PROMPT
Every record here should be printed again exactly.

— start INPUT RECORDS —

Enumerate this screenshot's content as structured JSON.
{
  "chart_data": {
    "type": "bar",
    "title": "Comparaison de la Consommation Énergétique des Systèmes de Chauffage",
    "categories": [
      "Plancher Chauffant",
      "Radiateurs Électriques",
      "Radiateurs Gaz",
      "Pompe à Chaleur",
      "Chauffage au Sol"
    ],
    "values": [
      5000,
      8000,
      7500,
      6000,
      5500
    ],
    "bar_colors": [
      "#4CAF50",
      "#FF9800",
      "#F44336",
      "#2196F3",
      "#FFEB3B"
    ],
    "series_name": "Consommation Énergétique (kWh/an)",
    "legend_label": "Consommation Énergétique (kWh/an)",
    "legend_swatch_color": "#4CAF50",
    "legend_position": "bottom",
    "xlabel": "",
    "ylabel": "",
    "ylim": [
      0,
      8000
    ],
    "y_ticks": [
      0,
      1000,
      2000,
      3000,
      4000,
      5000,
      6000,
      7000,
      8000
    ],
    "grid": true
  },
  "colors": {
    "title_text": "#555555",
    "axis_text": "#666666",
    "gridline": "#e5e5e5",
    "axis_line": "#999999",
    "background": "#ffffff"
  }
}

— end INPUT RECORDS —

SOLUTION FOR THIS PROBLEM
Enumerate this screenshot's content as structured JSON.
{
  "chart_data": {
    "type": "bar",
    "title": "Comparaison de la Consommation Énergétique des Systèmes de Chauffage",
    "categories": [
      "Plancher Chauffant",
      "Radiateurs Électriques",
      "Radiateurs Gaz",
      "Pompe à Chaleur",
      "Chauffage au Sol"
    ],
    "values": [
      5000,
      8000,
      7500,
      6000,
      5500
    ],
    "bar_colors": [
      "#4CAF50",
      "#FF9800",
      "#F44336",
      "#2196F3",
      "#FFEB3B"
    ],
    "series_name": "Consommation Énergétique (kWh/an)",
    "legend_label": "Consommation Énergétique (kWh/an)",
    "legend_swatch_color": "#4CAF50",
    "legend_position": "bottom",
    "xlabel": "",
    "ylabel": "",
    "ylim": [
      0,
      8000
    ],
    "y_ticks": [
      0,
      1000,
      2000,
      3000,
      4000,
      5000,
      6000,
      7000,
      8000
    ],
    "grid": true
  },
  "colors": {
    "title_text": "#555555",
    "axis_text": "#666666",
    "gridline": "#e5e5e5",
    "axis_line": "#999999",
    "background": "#ffffff"
  }
}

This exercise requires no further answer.